WRITTEN EXERCISE
Without the pictures, print each of the records below exactly as it appears.

[Data items]
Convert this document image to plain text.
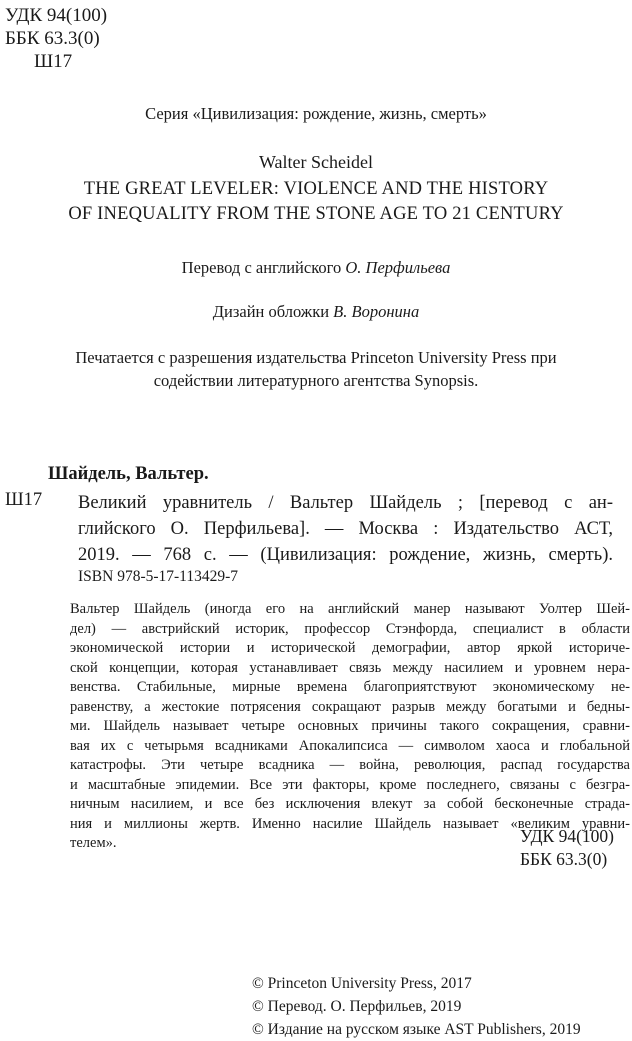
УДК 94(100)
ББК 63.3(0)
Ш17
Серия «Цивилизация: рождение, жизнь, смерть»
Walter Scheidel
THE GREAT LEVELER: VIOLENCE AND THE HISTORY
OF INEQUALITY FROM THE STONE AGE TO 21 CENTURY
Перевод с английского О. Перфильева
Дизайн обложки В. Воронина
Печатается с разрешения издательства Princeton University Press при
содействии литературного агентства Synopsis.
Шайдель, Вальтер.
Ш17 Великий уравнитель / Вальтер Шайдель ; [перевод с ан-
глийского О. Перфильева]. — Москва : Издательство АСТ,
2019. — 768 с. — (Цивилизация: рождение, жизнь, смерть).
ISBN 978-5-17-113429-7
Вальтер Шайдель (иногда его на английский манер называют Уолтер Шей-
дел) — австрийский историк, профессор Стэнфорда, специалист в области
экономической истории и исторической демографии, автор яркой историче-
ской концепции, которая устанавливает связь между насилием и уровнем нера-
венства. Стабильные, мирные времена благоприятствуют экономическому не-
равенству, а жестокие потрясения сокращают разрыв между богатыми и бедны-
ми. Шайдель называет четыре основных причины такого сокращения, сравни-
вая их с четырьмя всадниками Апокалипсиса — символом хаоса и глобальной
катастрофы. Эти четыре всадника — война, революция, распад государства
и масштабные эпидемии. Все эти факторы, кроме последнего, связаны с безгра-
ничным насилием, и все без исключения влекут за собой бесконечные страда-
ния и миллионы жертв. Именно насилие Шайдель называет «великим уравни-
телем».	УДК 94(100)
ББК 63.3(0)
© Princeton University Press, 2017
© Перевод. О. Перфильев, 2019
© Издание на русском языке AST Publishers, 2019
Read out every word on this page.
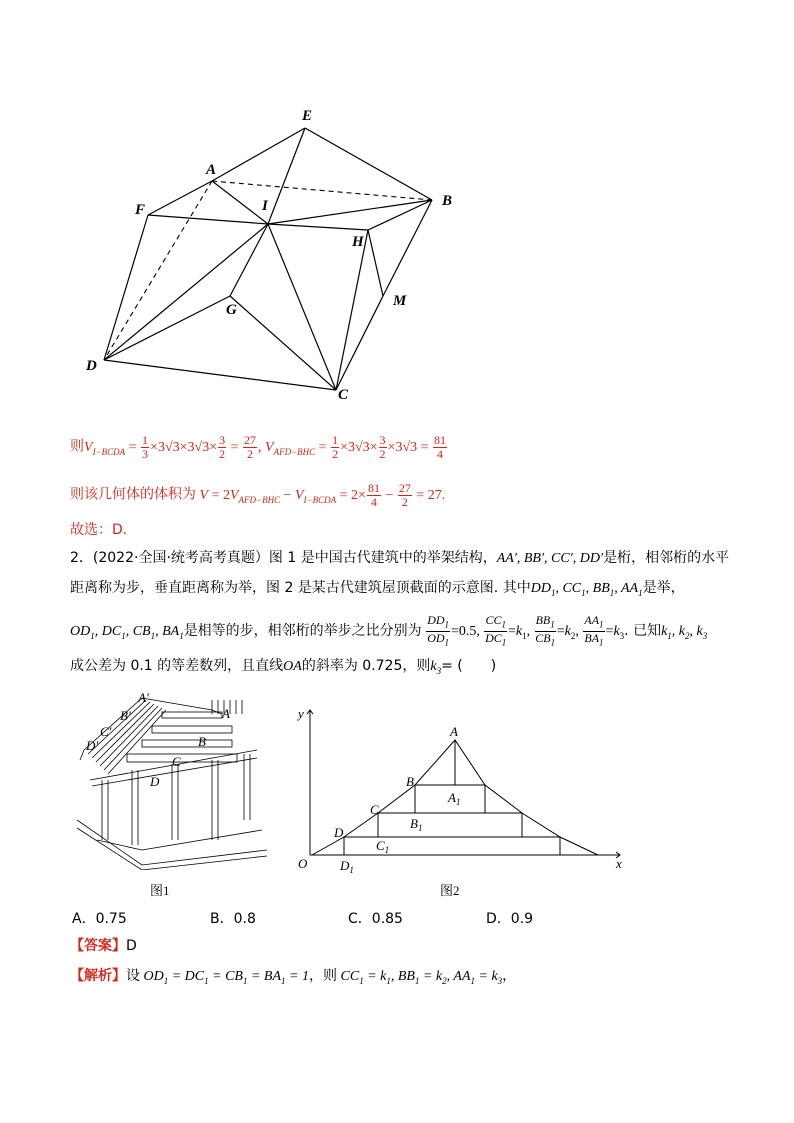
E
A
B
F	I
H
M
G
D
C
则$V_{I-BCDA} = \frac{1}{3} \times 3√3\times 3√3\times \frac{3}{2} = \frac{27}{2}$ , $V_{AFD-BHC} = \frac{1}{2} \times 3√3\times \frac{3}{2} \times 3√3 = \frac{81}{4}$
则该几何体的体积为 $V = 2V_{AFD-BHC} - V_{I-BCDA} = 2\times \frac{81}{4} - \frac{27}{2} = 27$.
故选：D.
2．(2022·全国·统考高考真题）图 1 是中国古代建筑中的举架结构，AA′, BB′, CC′, DD′是桁，相邻桁的水平
距离称为步，垂直距离称为举，图 2 是某古代建筑屋顶截面的示意图. 其中$DD_1$, $CC_1$, $BB_1$, $AA_1$是举，
$OD_1$, $DC_1$, $CB_1$, $BA_1$是相等的步，相邻桁的举步之比分别为 $\frac{DD_1}{OD_1} =0.5$, $\frac{CC_1}{DC_1} =k_1$, $\frac{BB_1}{CB_1} =k_2$, $\frac{AA_1}{BA_1} =k_3$. 已知$k_1$, $k_2$, $k_3$
成公差为 0.1 的等差数列，且直线OA的斜率为 0.725，则$k_3=$ (　　)
A′
B′
C′
D′
A
B
C
D
图1
y
x
O
A
B
C
D
$A_1$
$B_1$
$C_1$
$D_1$
图2
A．0.75	B．0.8	C．0.85	D．0.9
【答案】D
【解析】设 $OD_1 = DC_1 = CB_1 = BA_1 = 1$，则 $CC_1 = k_1$, $BB_1 = k_2$, $AA_1 = k_3$，
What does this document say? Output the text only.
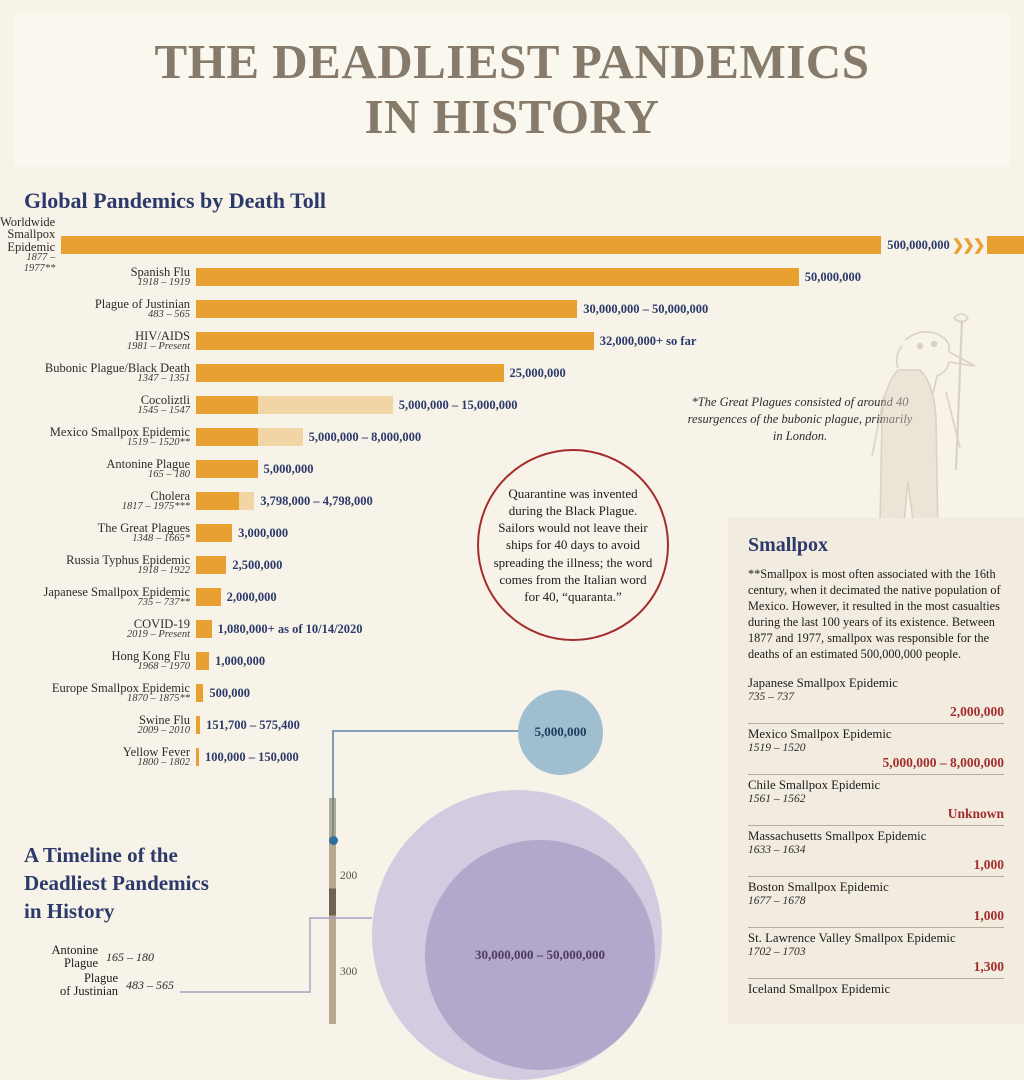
THE DEADLIEST PANDEMICS
IN HISTORY
Global Pandemics by Death Toll
Worldwide Smallpox Epidemic
1877 – 1977**
500,000,000 ❯❯❯
Spanish Flu
1918 – 1919	50,000,000
Plague of Justinian
483 – 565	30,000,000 – 50,000,000
HIV/AIDS
1981 – Present	32,000,000+ so far
Bubonic Plague/Black Death
1347 – 1351	25,000,000
Cocoliztli
1545 – 1547	5,000,000 – 15,000,000
Mexico Smallpox Epidemic
1519 – 1520**	5,000,000 – 8,000,000
Antonine Plague
165 – 180	5,000,000
Cholera
1817 – 1975***	3,798,000 – 4,798,000
The Great Plagues
1348 – 1665*	3,000,000
Russia Typhus Epidemic
1918 – 1922	2,500,000
Japanese Smallpox Epidemic
735 – 737**	2,000,000
COVID-19
2019 – Present 1,080,000+ as of 10/14/2020
Hong Kong Flu
1968 – 1970 1,000,000
Europe Smallpox Epidemic
1870 – 1875** 500,000
Swine Flu
2009 – 2010 151,700 – 575,400
Yellow Fever
1800 – 1802 100,000 – 150,000

Quarantine was invented during the Black Plague. Sailors would not leave their ships for 40 days to avoid spreading the illness; the word comes from the Italian word for 40, “quaranta.”

*The Great Plagues consisted of around 40 resurgences of the bubonic plague, primarily in London.
Smallpox
**Smallpox is most often associated with the 16th century, when it decimated the native population of Mexico. However, it resulted in the most casualties during the last 100 years of its existence. Between 1877 and 1977, smallpox was responsible for the deaths of an estimated 500,000,000 people.
Japanese Smallpox Epidemic
735 – 737
2,000,000
Mexico Smallpox Epidemic
1519 – 1520
5,000,000 – 8,000,000
Chile Smallpox Epidemic
1561 – 1562
Unknown
Massachusetts Smallpox Epidemic
1633 – 1634
1,000
Boston Smallpox Epidemic
1677 – 1678
1,000
St. Lawrence Valley Smallpox Epidemic
1702 – 1703
1,300
Iceland Smallpox Epidemic
A Timeline of the
Deadliest Pandemics
in History
Antonine
Plague 165 – 180
Plague
of Justinian 483 – 565
200
300
5,000,000
30,000,000 – 50,000,000
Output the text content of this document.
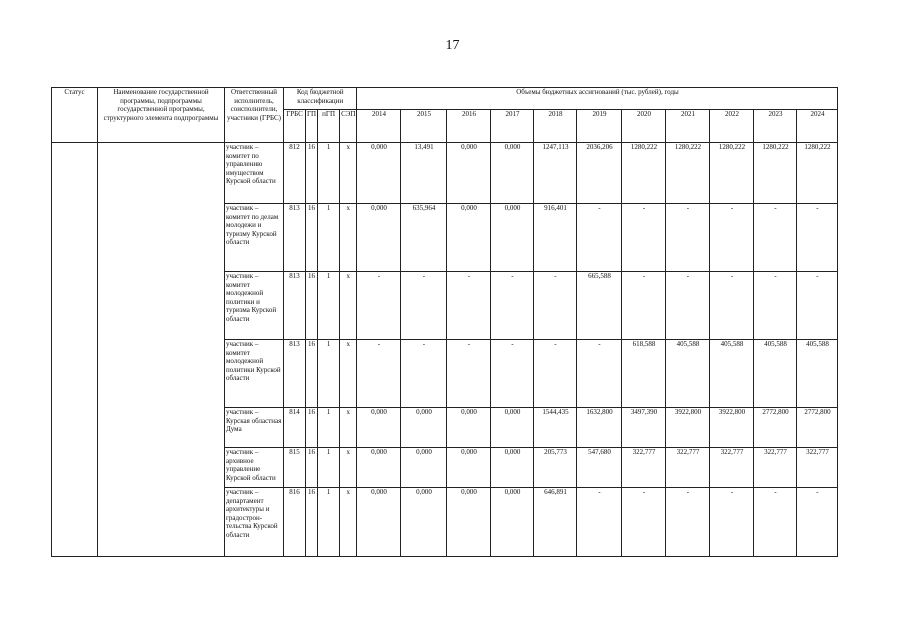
17
Статус	Наименование государственной программы, подпрограммы государственной программы, структурного элемента подпрограммы	Ответственный исполнитель, соисполнители, участники (ГРБС)	Код бюджетной классификации				Объемы бюджетных ассигнований (тыс. рублей), годы										
			ГРБС	ГП	пГП	СЭП	2014	2015	2016	2017	2018	2019	2020	2021	2022	2023	2024
		участник – комитет по управлению имуществом Курской области	812	16	1	х	0,000	13,491	0,000	0,000	1247,113	2036,206	1280,222	1280,222	1280,222	1280,222	1280,222
		участник – комитет по делам молодежи и туризму Курской области	813	16	1	х	0,000	635,964	0,000	0,000	916,401	-	-	-	-	-	-
		участник – комитет молодежной политики и туризма Курской области	813	16	1	х	-	-	-	-	-	665,588	-	-	-	-	-
		участник – комитет молодежной политики Курской области	813	16	1	х	-	-	-	-	-	-	618,588	405,588	405,588	405,588	405,588
		участник – Курская областная Дума	814	16	1	х	0,000	0,000	0,000	0,000	1544,435	1632,800	3497,390	3922,800	3922,800	2772,800	2772,800
		участник – архивное управление Курской области	815	16	1	х	0,000	0,000	0,000	0,000	205,773	547,680	322,777	322,777	322,777	322,777	322,777
		участник – департамент архитектуры и градострон-тельства Курской области	816	16	1	х	0,000	0,000	0,000	0,000	646,891	-	-	-	-	-	-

RESPONSE TO THE TASK
Convert this document image to plain text.
УДК 94(100)
ББК 63.3(0)
Ш17
Серия «Цивилизация: рождение, жизнь, смерть»
Walter Scheidel
THE GREAT LEVELER: VIOLENCE AND THE HISTORY
OF INEQUALITY FROM THE STONE AGE TO 21 CENTURY
Перевод с английского О. Перфильева
Дизайн обложки В. Воронина
Печатается с разрешения издательства Princeton University Press при
содействии литературного агентства Synopsis.
Шайдель, Вальтер.
Ш17 Великий уравнитель / Вальтер Шайдель ; [перевод с ан-
глийского О. Перфильева]. — Москва : Издательство АСТ,
2019. — 768 с. — (Цивилизация: рождение, жизнь, смерть).
ISBN 978-5-17-113429-7
Вальтер Шайдель (иногда его на английский манер называют Уолтер Шей-
дел) — австрийский историк, профессор Стэнфорда, специалист в области
экономической истории и исторической демографии, автор яркой историче-
ской концепции, которая устанавливает связь между насилием и уровнем нера-
венства. Стабильные, мирные времена благоприятствуют экономическому не-
равенству, а жестокие потрясения сокращают разрыв между богатыми и бедны-
ми. Шайдель называет четыре основных причины такого сокращения, сравни-
вая их с четырьмя всадниками Апокалипсиса — символом хаоса и глобальной
катастрофы. Эти четыре всадника — война, революция, распад государства
и масштабные эпидемии. Все эти факторы, кроме последнего, связаны с безгра-
ничным насилием, и все без исключения влекут за собой бесконечные страда-
ния и миллионы жертв. Именно насилие Шайдель называет «великим уравни-
телем».	УДК 94(100)
ББК 63.3(0)
© Princeton University Press, 2017
© Перевод. О. Перфильев, 2019
© Издание на русском языке AST Publishers, 2019
Read out every word on this page.
E
A
B
F	I
H
M
G
D
C
则$V_{I-BCDA} = \frac{1}{3} \times 3√3\times 3√3\times \frac{3}{2} = \frac{27}{2}$ , $V_{AFD-BHC} = \frac{1}{2} \times 3√3\times \frac{3}{2} \times 3√3 = \frac{81}{4}$
则该几何体的体积为 $V = 2V_{AFD-BHC} - V_{I-BCDA} = 2\times \frac{81}{4} - \frac{27}{2} = 27$.
故选：D.
2．(2022·全国·统考高考真题）图 1 是中国古代建筑中的举架结构，AA′, BB′, CC′, DD′是桁，相邻桁的水平
距离称为步，垂直距离称为举，图 2 是某古代建筑屋顶截面的示意图. 其中$DD_1$, $CC_1$, $BB_1$, $AA_1$是举，
$OD_1$, $DC_1$, $CB_1$, $BA_1$是相等的步，相邻桁的举步之比分别为 $\frac{DD_1}{OD_1} =0.5$, $\frac{CC_1}{DC_1} =k_1$, $\frac{BB_1}{CB_1} =k_2$, $\frac{AA_1}{BA_1} =k_3$. 已知$k_1$, $k_2$, $k_3$
成公差为 0.1 的等差数列，且直线OA的斜率为 0.725，则$k_3=$ (　　)
A′
B′
C′
D′
A
B
C
D
图1
y
x
O
A
B
C
D
$A_1$
$B_1$
$C_1$
$D_1$
图2
A．0.75	B．0.8	C．0.85	D．0.9
【答案】D
【解析】设 $OD_1 = DC_1 = CB_1 = BA_1 = 1$，则 $CC_1 = k_1$, $BB_1 = k_2$, $AA_1 = k_3$，
What does this document say? Output the text only.
THE DEADLIEST PANDEMICS
IN HISTORY
Global Pandemics by Death Toll
Worldwide Smallpox Epidemic
1877 – 1977**
500,000,000 ❯❯❯
Spanish Flu
1918 – 1919	50,000,000
Plague of Justinian
483 – 565	30,000,000 – 50,000,000
HIV/AIDS
1981 – Present	32,000,000+ so far
Bubonic Plague/Black Death
1347 – 1351	25,000,000
Cocoliztli
1545 – 1547	5,000,000 – 15,000,000
Mexico Smallpox Epidemic
1519 – 1520**	5,000,000 – 8,000,000
Antonine Plague
165 – 180	5,000,000
Cholera
1817 – 1975***	3,798,000 – 4,798,000
The Great Plagues
1348 – 1665*	3,000,000
Russia Typhus Epidemic
1918 – 1922	2,500,000
Japanese Smallpox Epidemic
735 – 737**	2,000,000
COVID-19
2019 – Present 1,080,000+ as of 10/14/2020
Hong Kong Flu
1968 – 1970 1,000,000
Europe Smallpox Epidemic
1870 – 1875** 500,000
Swine Flu
2009 – 2010 151,700 – 575,400
Yellow Fever
1800 – 1802 100,000 – 150,000

Quarantine was invented during the Black Plague. Sailors would not leave their ships for 40 days to avoid spreading the illness; the word comes from the Italian word for 40, “quaranta.”

*The Great Plagues consisted of around 40 resurgences of the bubonic plague, primarily in London.
Smallpox
**Smallpox is most often associated with the 16th century, when it decimated the native population of Mexico. However, it resulted in the most casualties during the last 100 years of its existence. Between 1877 and 1977, smallpox was responsible for the deaths of an estimated 500,000,000 people.
Japanese Smallpox Epidemic
735 – 737
2,000,000
Mexico Smallpox Epidemic
1519 – 1520
5,000,000 – 8,000,000
Chile Smallpox Epidemic
1561 – 1562
Unknown
Massachusetts Smallpox Epidemic
1633 – 1634
1,000
Boston Smallpox Epidemic
1677 – 1678
1,000
St. Lawrence Valley Smallpox Epidemic
1702 – 1703
1,300
Iceland Smallpox Epidemic
A Timeline of the
Deadliest Pandemics
in History
Antonine
Plague 165 – 180
Plague
of Justinian 483 – 565
200
300
5,000,000
30,000,000 – 50,000,000
Output the text content of this document.
17
Статус	Наименование государственной программы, подпрограммы государственной программы, структурного элемента подпрограммы	Ответственный исполнитель, соисполнители, участники (ГРБС)	Код бюджетной классификации				Объемы бюджетных ассигнований (тыс. рублей), годы										
			ГРБС	ГП	пГП	СЭП	2014	2015	2016	2017	2018	2019	2020	2021	2022	2023	2024
		участник – комитет по управлению имуществом Курской области	812	16	1	х	0,000	13,491	0,000	0,000	1247,113	2036,206	1280,222	1280,222	1280,222	1280,222	1280,222
		участник – комитет по делам молодежи и туризму Курской области	813	16	1	х	0,000	635,964	0,000	0,000	916,401	-	-	-	-	-	-
		участник – комитет молодежной политики и туризма Курской области	813	16	1	х	-	-	-	-	-	665,588	-	-	-	-	-
		участник – комитет молодежной политики Курской области	813	16	1	х	-	-	-	-	-	-	618,588	405,588	405,588	405,588	405,588
		участник – Курская областная Дума	814	16	1	х	0,000	0,000	0,000	0,000	1544,435	1632,800	3497,390	3922,800	3922,800	2772,800	2772,800
		участник – архивное управление Курской области	815	16	1	х	0,000	0,000	0,000	0,000	205,773	547,680	322,777	322,777	322,777	322,777	322,777
		участник – департамент архитектуры и градострон-тельства Курской области	816	16	1	х	0,000	0,000	0,000	0,000	646,891	-	-	-	-	-	-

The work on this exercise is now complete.